Brief: Repeat the whole listing exactly.

Dataset entries:
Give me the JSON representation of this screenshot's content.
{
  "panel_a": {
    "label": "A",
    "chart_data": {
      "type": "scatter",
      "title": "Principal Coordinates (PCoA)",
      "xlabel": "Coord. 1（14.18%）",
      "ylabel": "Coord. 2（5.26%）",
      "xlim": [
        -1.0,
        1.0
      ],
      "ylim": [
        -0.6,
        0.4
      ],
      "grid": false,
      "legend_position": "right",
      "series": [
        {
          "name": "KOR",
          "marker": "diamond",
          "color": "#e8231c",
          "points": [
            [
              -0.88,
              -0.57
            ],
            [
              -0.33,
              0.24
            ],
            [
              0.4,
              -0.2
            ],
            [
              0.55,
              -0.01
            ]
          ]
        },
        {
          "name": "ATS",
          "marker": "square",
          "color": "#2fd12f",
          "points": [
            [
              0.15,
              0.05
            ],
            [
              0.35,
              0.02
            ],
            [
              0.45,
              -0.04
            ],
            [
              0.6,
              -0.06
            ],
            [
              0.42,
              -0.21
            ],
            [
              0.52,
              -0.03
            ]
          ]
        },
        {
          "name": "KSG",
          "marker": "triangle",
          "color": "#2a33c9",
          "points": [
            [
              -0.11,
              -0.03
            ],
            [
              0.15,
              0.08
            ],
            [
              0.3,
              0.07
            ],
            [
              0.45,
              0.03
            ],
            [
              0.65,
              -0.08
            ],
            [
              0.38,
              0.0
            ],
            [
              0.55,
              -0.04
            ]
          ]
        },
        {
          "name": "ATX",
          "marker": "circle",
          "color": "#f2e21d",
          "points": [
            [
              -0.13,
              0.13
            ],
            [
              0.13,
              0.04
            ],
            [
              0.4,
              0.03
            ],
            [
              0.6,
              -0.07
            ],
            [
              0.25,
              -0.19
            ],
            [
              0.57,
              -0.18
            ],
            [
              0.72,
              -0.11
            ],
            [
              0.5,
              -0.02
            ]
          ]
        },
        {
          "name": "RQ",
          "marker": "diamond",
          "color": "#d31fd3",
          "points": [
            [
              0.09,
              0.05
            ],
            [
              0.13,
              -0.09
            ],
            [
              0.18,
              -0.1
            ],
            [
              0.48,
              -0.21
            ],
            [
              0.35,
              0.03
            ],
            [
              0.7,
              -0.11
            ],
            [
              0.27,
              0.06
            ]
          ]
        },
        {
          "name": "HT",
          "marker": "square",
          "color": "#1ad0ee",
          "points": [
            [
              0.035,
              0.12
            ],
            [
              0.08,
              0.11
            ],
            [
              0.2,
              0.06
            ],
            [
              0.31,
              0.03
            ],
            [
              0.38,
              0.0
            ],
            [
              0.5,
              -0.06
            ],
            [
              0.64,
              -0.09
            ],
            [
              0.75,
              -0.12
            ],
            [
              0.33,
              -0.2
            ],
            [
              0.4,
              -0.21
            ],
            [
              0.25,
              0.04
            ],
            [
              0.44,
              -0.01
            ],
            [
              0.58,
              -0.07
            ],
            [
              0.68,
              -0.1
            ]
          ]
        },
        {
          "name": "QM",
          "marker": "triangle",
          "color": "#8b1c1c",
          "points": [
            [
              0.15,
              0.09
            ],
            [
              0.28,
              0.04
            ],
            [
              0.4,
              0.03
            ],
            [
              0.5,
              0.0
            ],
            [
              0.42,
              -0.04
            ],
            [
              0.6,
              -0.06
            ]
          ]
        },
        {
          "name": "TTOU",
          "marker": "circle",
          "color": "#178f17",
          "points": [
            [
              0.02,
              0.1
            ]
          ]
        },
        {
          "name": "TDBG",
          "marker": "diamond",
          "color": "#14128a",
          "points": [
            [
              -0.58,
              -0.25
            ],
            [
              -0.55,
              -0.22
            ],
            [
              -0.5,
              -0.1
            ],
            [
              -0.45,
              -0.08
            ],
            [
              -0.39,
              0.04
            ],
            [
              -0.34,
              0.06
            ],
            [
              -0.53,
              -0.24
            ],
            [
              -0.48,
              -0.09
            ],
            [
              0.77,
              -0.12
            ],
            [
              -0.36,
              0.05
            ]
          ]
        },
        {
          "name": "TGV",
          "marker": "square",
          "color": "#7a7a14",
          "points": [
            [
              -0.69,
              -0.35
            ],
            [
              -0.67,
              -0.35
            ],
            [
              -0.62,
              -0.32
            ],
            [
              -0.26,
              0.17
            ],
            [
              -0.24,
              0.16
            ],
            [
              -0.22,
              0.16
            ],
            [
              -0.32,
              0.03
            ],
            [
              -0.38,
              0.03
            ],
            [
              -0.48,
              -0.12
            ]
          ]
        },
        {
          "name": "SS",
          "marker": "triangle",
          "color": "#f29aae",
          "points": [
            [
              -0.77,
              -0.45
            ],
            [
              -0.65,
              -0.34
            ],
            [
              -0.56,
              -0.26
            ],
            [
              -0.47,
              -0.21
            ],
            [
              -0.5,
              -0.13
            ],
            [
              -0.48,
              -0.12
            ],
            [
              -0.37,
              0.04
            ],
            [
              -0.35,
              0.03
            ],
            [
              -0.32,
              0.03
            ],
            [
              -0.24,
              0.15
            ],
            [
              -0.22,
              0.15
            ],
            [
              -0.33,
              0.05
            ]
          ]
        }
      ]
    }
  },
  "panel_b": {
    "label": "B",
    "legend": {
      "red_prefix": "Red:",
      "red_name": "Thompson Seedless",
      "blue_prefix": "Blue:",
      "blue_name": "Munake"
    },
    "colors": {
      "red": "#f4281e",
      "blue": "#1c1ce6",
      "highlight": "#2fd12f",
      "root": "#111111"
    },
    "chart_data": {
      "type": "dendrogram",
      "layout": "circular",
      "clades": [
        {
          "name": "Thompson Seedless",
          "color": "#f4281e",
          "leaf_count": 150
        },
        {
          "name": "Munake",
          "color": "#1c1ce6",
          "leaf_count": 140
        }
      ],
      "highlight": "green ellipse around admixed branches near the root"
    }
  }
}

Reply:
Give me the JSON representation of this screenshot's content.
{
  "panel_a": {
    "label": "A",
    "chart_data": {
      "type": "scatter",
      "title": "Principal Coordinates (PCoA)",
      "xlabel": "Coord. 1（14.18%）",
      "ylabel": "Coord. 2（5.26%）",
      "xlim": [
        -1.0,
        1.0
      ],
      "ylim": [
        -0.6,
        0.4
      ],
      "grid": false,
      "legend_position": "right",
      "series": [
        {
          "name": "KOR",
          "marker": "diamond",
          "color": "#e8231c",
          "points": [
            [
              -0.88,
              -0.57
            ],
            [
              -0.33,
              0.24
            ],
            [
              0.4,
              -0.2
            ],
            [
              0.55,
              -0.01
            ]
          ]
        },
        {
          "name": "ATS",
          "marker": "square",
          "color": "#2fd12f",
          "points": [
            [
              0.15,
              0.05
            ],
            [
              0.35,
              0.02
            ],
            [
              0.45,
              -0.04
            ],
            [
              0.6,
              -0.06
            ],
            [
              0.42,
              -0.21
            ],
            [
              0.52,
              -0.03
            ]
          ]
        },
        {
          "name": "KSG",
          "marker": "triangle",
          "color": "#2a33c9",
          "points": [
            [
              -0.11,
              -0.03
            ],
            [
              0.15,
              0.08
            ],
            [
              0.3,
              0.07
            ],
            [
              0.45,
              0.03
            ],
            [
              0.65,
              -0.08
            ],
            [
              0.38,
              0.0
            ],
            [
              0.55,
              -0.04
            ]
          ]
        },
        {
          "name": "ATX",
          "marker": "circle",
          "color": "#f2e21d",
          "points": [
            [
              -0.13,
              0.13
            ],
            [
              0.13,
              0.04
            ],
            [
              0.4,
              0.03
            ],
            [
              0.6,
              -0.07
            ],
            [
              0.25,
              -0.19
            ],
            [
              0.57,
              -0.18
            ],
            [
              0.72,
              -0.11
            ],
            [
              0.5,
              -0.02
            ]
          ]
        },
        {
          "name": "RQ",
          "marker": "diamond",
          "color": "#d31fd3",
          "points": [
            [
              0.09,
              0.05
            ],
            [
              0.13,
              -0.09
            ],
            [
              0.18,
              -0.1
            ],
            [
              0.48,
              -0.21
            ],
            [
              0.35,
              0.03
            ],
            [
              0.7,
              -0.11
            ],
            [
              0.27,
              0.06
            ]
          ]
        },
        {
          "name": "HT",
          "marker": "square",
          "color": "#1ad0ee",
          "points": [
            [
              0.035,
              0.12
            ],
            [
              0.08,
              0.11
            ],
            [
              0.2,
              0.06
            ],
            [
              0.31,
              0.03
            ],
            [
              0.38,
              0.0
            ],
            [
              0.5,
              -0.06
            ],
            [
              0.64,
              -0.09
            ],
            [
              0.75,
              -0.12
            ],
            [
              0.33,
              -0.2
            ],
            [
              0.4,
              -0.21
            ],
            [
              0.25,
              0.04
            ],
            [
              0.44,
              -0.01
            ],
            [
              0.58,
              -0.07
            ],
            [
              0.68,
              -0.1
            ]
          ]
        },
        {
          "name": "QM",
          "marker": "triangle",
          "color": "#8b1c1c",
          "points": [
            [
              0.15,
              0.09
            ],
            [
              0.28,
              0.04
            ],
            [
              0.4,
              0.03
            ],
            [
              0.5,
              0.0
            ],
            [
              0.42,
              -0.04
            ],
            [
              0.6,
              -0.06
            ]
          ]
        },
        {
          "name": "TTOU",
          "marker": "circle",
          "color": "#178f17",
          "points": [
            [
              0.02,
              0.1
            ]
          ]
        },
        {
          "name": "TDBG",
          "marker": "diamond",
          "color": "#14128a",
          "points": [
            [
              -0.58,
              -0.25
            ],
            [
              -0.55,
              -0.22
            ],
            [
              -0.5,
              -0.1
            ],
            [
              -0.45,
              -0.08
            ],
            [
              -0.39,
              0.04
            ],
            [
              -0.34,
              0.06
            ],
            [
              -0.53,
              -0.24
            ],
            [
              -0.48,
              -0.09
            ],
            [
              0.77,
              -0.12
            ],
            [
              -0.36,
              0.05
            ]
          ]
        },
        {
          "name": "TGV",
          "marker": "square",
          "color": "#7a7a14",
          "points": [
            [
              -0.69,
              -0.35
            ],
            [
              -0.67,
              -0.35
            ],
            [
              -0.62,
              -0.32
            ],
            [
              -0.26,
              0.17
            ],
            [
              -0.24,
              0.16
            ],
            [
              -0.22,
              0.16
            ],
            [
              -0.32,
              0.03
            ],
            [
              -0.38,
              0.03
            ],
            [
              -0.48,
              -0.12
            ]
          ]
        },
        {
          "name": "SS",
          "marker": "triangle",
          "color": "#f29aae",
          "points": [
            [
              -0.77,
              -0.45
            ],
            [
              -0.65,
              -0.34
            ],
            [
              -0.56,
              -0.26
            ],
            [
              -0.47,
              -0.21
            ],
            [
              -0.5,
              -0.13
            ],
            [
              -0.48,
              -0.12
            ],
            [
              -0.37,
              0.04
            ],
            [
              -0.35,
              0.03
            ],
            [
              -0.32,
              0.03
            ],
            [
              -0.24,
              0.15
            ],
            [
              -0.22,
              0.15
            ],
            [
              -0.33,
              0.05
            ]
          ]
        }
      ]
    }
  },
  "panel_b": {
    "label": "B",
    "legend": {
      "red_prefix": "Red:",
      "red_name": "Thompson Seedless",
      "blue_prefix": "Blue:",
      "blue_name": "Munake"
    },
    "colors": {
      "red": "#f4281e",
      "blue": "#1c1ce6",
      "highlight": "#2fd12f",
      "root": "#111111"
    },
    "chart_data": {
      "type": "dendrogram",
      "layout": "circular",
      "clades": [
        {
          "name": "Thompson Seedless",
          "color": "#f4281e",
          "leaf_count": 150
        },
        {
          "name": "Munake",
          "color": "#1c1ce6",
          "leaf_count": 140
        }
      ],
      "highlight": "green ellipse around admixed branches near the root"
    }
  }
}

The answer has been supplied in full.